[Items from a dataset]

#####

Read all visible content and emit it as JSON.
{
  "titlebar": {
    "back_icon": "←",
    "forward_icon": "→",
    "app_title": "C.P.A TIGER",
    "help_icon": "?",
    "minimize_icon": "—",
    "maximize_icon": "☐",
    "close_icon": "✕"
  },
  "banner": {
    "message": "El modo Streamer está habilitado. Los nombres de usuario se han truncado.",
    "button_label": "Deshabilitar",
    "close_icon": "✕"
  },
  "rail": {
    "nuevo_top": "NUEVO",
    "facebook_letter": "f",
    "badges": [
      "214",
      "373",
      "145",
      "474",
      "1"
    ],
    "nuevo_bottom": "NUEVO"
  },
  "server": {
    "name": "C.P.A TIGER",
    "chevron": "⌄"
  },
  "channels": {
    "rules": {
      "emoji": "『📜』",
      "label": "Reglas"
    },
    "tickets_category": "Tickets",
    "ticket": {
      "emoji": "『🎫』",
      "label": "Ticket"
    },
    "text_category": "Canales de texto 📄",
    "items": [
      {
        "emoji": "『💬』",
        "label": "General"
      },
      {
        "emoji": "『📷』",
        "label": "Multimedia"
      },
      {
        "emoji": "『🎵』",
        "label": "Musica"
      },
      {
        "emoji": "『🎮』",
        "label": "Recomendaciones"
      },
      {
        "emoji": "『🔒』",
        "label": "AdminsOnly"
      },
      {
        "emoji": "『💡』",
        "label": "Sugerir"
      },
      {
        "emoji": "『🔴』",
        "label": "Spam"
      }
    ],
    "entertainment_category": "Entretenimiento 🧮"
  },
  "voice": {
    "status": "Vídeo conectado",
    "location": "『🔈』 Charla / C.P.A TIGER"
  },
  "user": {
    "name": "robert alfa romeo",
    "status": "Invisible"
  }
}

#####

_Exercise_: Set all of the entries down again, exactly as they were given.

_Output_:
Read all visible content and emit it as JSON.
{
  "titlebar": {
    "back_icon": "←",
    "forward_icon": "→",
    "app_title": "C.P.A TIGER",
    "help_icon": "?",
    "minimize_icon": "—",
    "maximize_icon": "☐",
    "close_icon": "✕"
  },
  "banner": {
    "message": "El modo Streamer está habilitado. Los nombres de usuario se han truncado.",
    "button_label": "Deshabilitar",
    "close_icon": "✕"
  },
  "rail": {
    "nuevo_top": "NUEVO",
    "facebook_letter": "f",
    "badges": [
      "214",
      "373",
      "145",
      "474",
      "1"
    ],
    "nuevo_bottom": "NUEVO"
  },
  "server": {
    "name": "C.P.A TIGER",
    "chevron": "⌄"
  },
  "channels": {
    "rules": {
      "emoji": "『📜』",
      "label": "Reglas"
    },
    "tickets_category": "Tickets",
    "ticket": {
      "emoji": "『🎫』",
      "label": "Ticket"
    },
    "text_category": "Canales de texto 📄",
    "items": [
      {
        "emoji": "『💬』",
        "label": "General"
      },
      {
        "emoji": "『📷』",
        "label": "Multimedia"
      },
      {
        "emoji": "『🎵』",
        "label": "Musica"
      },
      {
        "emoji": "『🎮』",
        "label": "Recomendaciones"
      },
      {
        "emoji": "『🔒』",
        "label": "AdminsOnly"
      },
      {
        "emoji": "『💡』",
        "label": "Sugerir"
      },
      {
        "emoji": "『🔴』",
        "label": "Spam"
      }
    ],
    "entertainment_category": "Entretenimiento 🧮"
  },
  "voice": {
    "status": "Vídeo conectado",
    "location": "『🔈』 Charla / C.P.A TIGER"
  },
  "user": {
    "name": "robert alfa romeo",
    "status": "Invisible"
  }
}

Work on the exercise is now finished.